▸ Exercise requirements
[A] Answer these questions using the guardianship article below:
(i) What is the number of the companion bill Senator Jones introduced?
(ii) On which pages of the Guide are the rights of the ward listed?
(iii) How many people in Ohio are currently under the care of a guardian?
[B] Using the guardianship article below, explain in one to three sentences why the Ohio Attorney General's Office created the Guardianship Guide.

▸ Source text
Content starts

The Van Wert County Courthouse

Friday, Nov. 15, 2019

Guardianship bill of rights developed

Ohio Attorney General’s information

COLUMBUS — Ohio Attorney General Mike DeWine, State Senator Shannon Jones (R-Springboro) and State Representative Dorothy Pelanda (R-Marysville) unveiled legislation to establish a ward’s bill of rights for those Ohioans who are under the care of a guardianship as well as introduced a new, user-friendly Guardianship Guide prepared by the Ohio Attorney General’s Office.

Attorney General Mike DeWine
Attorney General Mike DeWine

“People placed in guardianships are especially vulnerable, and there is a great need for volunteers, family members, and attorneys to act on their behalf,” said Ohio Attorney General Mike DeWine. “My office created this guide to reduce confusion surrounding guardianships, so that individuals are better equipped to serve as guardians or protect relatives under guardianship.”

Copies of the Guardianship Guide are being mailed to Probate Courts across the state as well as to advocacy groups like the Ohio Area Agencies on Aging and Disability Rights Ohio.

The Guide was prepared by the Ohio Attorney General’s Office with input from: Disability Rights Ohio; the Ohio Department of Developmental Disabilities; the Ohio Department of Aging; Representative Dorothy Pelanda; Trumbull County Probate Judge Thomas A. Swift, and Julia Nack of the Central Ohio Area Agency on Aging.

Representative Pelanda has introduced House Bill 624 that seeks to enact section 2111.01 of the Ohio Revised Code to provide a ward’s bill of rights and to require that a guardian receive the Ohio Guardianship Guide prepared by the Ohio Attorney General.  The rights of the ward are listed on pages 12-14 in the Guide.

Senator Jones has introduced a companion bill, Senate Bill 365.

“This legislation and the Guide are meant to encourage best-practices and to raise awareness of the unique issues presented in caring for our juvenile and our elderly wards,” said Representative Pelanda.

“The recent allegations regarding widespread abuse in the guardianship system are serious and disturbing,” said Senator Jones. “This legislation is an important first step to ensure our most vulnerable Ohioan’s are treated with respect and dignity. I am grateful for the leadership of Attorney General DeWine and Representative Pelanda.”

For individuals who are not able to take care of their basic needs, finances, or medical issues, Ohio law gives probate courts the responsibility of assigning guardianship when less restrictive options are not feasible.   Currently in Ohio there are 65,000 people who are under the care of a guardian, and that number is expected to rise as the Baby Boom generation ages.

The Guide can be downloaded from the Ohio Attorney General’s website at www.OhioAttorneyGeneral.gov.

Content ends

▸ Data provided
Content starts

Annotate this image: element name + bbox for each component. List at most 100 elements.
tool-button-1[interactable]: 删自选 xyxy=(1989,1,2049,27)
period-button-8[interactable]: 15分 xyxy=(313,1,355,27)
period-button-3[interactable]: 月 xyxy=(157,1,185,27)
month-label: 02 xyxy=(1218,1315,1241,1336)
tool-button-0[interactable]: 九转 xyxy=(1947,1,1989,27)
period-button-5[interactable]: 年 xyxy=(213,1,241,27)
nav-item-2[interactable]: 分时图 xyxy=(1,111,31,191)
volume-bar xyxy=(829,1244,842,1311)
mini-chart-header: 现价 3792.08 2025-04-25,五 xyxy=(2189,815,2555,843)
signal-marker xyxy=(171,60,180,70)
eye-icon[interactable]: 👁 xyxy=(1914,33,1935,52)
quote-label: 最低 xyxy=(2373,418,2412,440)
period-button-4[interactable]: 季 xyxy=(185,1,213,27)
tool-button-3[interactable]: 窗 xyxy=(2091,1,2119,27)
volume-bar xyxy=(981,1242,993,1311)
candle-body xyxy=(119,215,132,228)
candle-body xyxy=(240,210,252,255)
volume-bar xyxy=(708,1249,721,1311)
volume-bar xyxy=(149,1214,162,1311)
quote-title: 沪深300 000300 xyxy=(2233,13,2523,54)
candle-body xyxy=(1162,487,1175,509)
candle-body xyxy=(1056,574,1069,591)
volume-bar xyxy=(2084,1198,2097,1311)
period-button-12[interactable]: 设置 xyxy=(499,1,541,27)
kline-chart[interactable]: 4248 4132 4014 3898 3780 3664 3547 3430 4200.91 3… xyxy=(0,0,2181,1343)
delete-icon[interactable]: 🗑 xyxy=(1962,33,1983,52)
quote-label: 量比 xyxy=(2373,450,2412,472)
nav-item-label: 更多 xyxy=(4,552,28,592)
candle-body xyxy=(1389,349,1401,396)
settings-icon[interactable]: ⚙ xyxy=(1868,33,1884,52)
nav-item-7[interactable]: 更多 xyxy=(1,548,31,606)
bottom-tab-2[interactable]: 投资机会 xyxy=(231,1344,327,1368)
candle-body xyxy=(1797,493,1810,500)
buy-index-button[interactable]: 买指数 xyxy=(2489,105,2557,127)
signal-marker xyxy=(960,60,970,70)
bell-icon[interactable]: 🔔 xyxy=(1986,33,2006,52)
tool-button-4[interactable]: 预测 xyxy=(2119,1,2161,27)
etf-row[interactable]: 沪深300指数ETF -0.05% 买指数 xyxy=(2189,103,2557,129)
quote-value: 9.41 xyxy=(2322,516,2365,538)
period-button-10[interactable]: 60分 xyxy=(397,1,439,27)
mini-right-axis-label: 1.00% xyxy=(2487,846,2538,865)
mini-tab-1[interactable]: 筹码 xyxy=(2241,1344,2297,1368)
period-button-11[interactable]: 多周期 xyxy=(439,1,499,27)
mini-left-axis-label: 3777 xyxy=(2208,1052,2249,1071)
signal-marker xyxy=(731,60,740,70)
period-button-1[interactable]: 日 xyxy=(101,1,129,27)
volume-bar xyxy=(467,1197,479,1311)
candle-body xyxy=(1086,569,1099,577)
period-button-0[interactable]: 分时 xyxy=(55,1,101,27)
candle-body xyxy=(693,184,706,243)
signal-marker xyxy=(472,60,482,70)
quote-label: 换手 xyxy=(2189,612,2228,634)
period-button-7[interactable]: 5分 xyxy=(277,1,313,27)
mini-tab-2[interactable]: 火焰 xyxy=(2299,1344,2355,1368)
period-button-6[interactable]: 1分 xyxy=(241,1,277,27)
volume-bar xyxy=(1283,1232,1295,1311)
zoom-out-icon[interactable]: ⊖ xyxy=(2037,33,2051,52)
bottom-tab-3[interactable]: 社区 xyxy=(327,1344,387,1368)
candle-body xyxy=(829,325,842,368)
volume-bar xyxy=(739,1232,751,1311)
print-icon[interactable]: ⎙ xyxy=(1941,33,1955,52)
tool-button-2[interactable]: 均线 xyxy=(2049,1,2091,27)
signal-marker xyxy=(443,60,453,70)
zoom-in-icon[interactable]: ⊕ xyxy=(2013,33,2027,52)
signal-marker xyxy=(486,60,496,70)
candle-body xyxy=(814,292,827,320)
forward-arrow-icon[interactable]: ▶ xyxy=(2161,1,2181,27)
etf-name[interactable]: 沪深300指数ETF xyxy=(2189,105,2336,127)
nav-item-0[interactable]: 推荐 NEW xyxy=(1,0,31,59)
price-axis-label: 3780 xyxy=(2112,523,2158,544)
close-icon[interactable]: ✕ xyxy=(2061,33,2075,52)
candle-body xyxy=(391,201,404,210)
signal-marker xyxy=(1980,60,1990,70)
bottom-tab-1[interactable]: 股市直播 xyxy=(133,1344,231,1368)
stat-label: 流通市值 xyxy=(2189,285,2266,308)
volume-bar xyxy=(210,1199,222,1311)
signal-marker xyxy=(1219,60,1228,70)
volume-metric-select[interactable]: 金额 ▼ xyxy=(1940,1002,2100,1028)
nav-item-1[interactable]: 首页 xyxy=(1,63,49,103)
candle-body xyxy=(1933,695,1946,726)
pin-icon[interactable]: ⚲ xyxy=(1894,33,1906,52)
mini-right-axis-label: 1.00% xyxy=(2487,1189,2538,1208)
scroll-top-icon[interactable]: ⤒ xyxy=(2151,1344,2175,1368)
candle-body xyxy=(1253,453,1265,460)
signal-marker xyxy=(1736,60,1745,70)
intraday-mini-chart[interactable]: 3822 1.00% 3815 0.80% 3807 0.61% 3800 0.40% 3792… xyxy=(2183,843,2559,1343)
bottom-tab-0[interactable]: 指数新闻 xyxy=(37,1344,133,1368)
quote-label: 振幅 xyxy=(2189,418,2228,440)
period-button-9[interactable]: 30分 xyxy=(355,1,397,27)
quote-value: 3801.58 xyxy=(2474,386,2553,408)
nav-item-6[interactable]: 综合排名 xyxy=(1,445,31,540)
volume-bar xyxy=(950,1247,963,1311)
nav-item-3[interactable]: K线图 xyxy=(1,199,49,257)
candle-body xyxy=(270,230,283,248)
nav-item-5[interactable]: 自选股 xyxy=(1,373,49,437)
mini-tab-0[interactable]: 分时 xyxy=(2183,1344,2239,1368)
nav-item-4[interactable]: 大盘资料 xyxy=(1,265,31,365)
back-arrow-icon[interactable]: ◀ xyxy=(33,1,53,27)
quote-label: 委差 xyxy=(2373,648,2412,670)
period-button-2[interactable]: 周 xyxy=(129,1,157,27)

Content ends

▸ Per-task answers
[A]
(i) Senate Bill 365
(ii) Pages 12-14
(iii) 65,000

[B] According to Attorney General Mike DeWine, his office created the Guide to reduce confusion surrounding guardianships. The aim is to better equip individuals to serve as guardians or to protect relatives under guardianship.